*Raw data:*
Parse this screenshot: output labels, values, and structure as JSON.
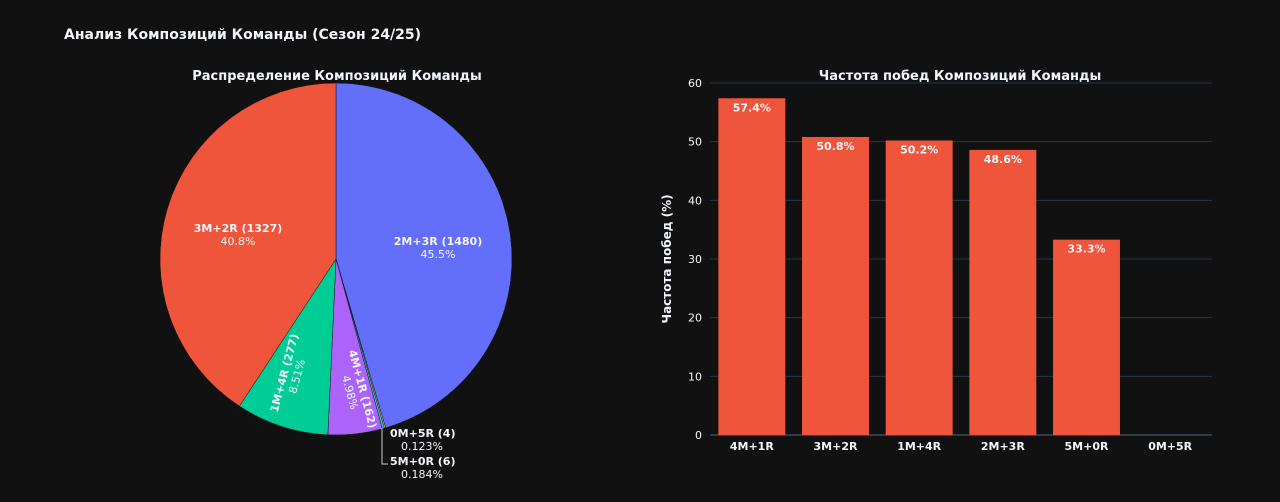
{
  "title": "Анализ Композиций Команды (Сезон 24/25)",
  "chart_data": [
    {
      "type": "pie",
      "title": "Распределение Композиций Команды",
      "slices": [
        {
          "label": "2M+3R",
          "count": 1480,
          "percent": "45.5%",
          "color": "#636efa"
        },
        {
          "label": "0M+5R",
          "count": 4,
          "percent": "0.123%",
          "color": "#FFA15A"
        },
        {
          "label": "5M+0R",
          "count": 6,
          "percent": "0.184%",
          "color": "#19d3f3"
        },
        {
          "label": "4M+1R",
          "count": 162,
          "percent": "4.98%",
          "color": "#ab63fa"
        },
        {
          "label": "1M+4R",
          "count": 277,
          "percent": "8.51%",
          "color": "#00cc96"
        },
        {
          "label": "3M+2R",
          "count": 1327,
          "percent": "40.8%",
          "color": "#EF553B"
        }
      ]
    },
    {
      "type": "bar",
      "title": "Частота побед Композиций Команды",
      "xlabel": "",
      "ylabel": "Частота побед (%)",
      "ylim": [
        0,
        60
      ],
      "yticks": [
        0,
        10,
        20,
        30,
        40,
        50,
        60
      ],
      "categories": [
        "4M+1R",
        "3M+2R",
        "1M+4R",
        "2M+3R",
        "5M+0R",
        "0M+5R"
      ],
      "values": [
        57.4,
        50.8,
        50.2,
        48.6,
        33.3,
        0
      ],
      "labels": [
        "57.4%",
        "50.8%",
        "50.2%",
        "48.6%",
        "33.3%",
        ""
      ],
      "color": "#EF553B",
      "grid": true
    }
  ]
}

* * *

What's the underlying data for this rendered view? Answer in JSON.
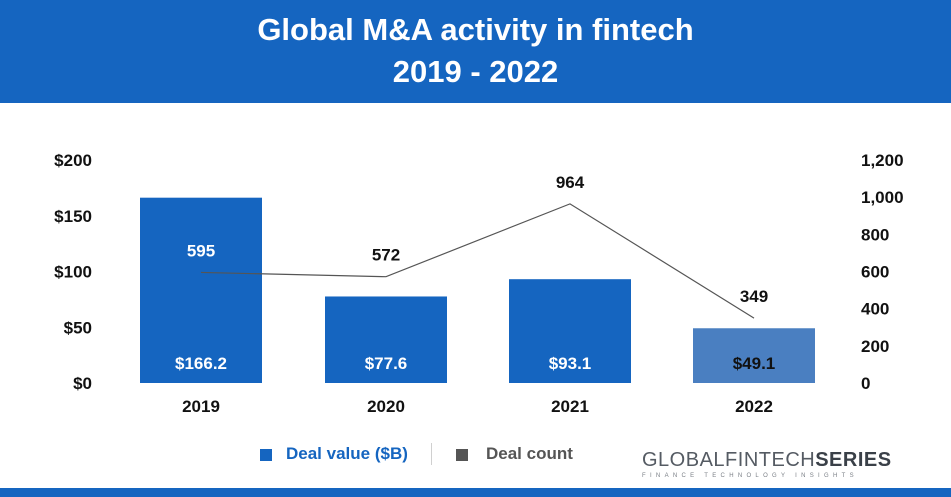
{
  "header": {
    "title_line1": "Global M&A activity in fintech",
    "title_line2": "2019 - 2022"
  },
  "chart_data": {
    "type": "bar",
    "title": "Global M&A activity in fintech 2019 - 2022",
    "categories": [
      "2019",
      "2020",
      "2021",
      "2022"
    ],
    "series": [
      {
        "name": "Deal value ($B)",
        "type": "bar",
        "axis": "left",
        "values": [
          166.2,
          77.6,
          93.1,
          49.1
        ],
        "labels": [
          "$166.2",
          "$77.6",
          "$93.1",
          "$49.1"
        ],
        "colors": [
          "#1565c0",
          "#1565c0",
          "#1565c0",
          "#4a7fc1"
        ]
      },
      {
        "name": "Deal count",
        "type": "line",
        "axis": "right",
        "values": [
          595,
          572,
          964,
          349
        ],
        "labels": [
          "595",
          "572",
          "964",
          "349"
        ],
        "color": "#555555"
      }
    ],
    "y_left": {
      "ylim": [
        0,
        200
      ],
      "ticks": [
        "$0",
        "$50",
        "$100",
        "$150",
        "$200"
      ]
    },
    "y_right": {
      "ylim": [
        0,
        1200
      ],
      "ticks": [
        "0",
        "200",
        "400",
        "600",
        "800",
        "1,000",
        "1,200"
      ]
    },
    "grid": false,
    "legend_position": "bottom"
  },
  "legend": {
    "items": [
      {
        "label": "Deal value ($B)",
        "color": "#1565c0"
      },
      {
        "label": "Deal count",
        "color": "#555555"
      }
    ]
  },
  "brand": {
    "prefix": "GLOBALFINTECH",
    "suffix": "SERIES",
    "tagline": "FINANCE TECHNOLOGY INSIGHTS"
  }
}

*Task to complete:*
Search the data above for the string "Частота" and return every line that has it.

*Output of the task:*
      "title": "Частота побед Композиций Команды",
      "ylabel": "Частота побед (%)",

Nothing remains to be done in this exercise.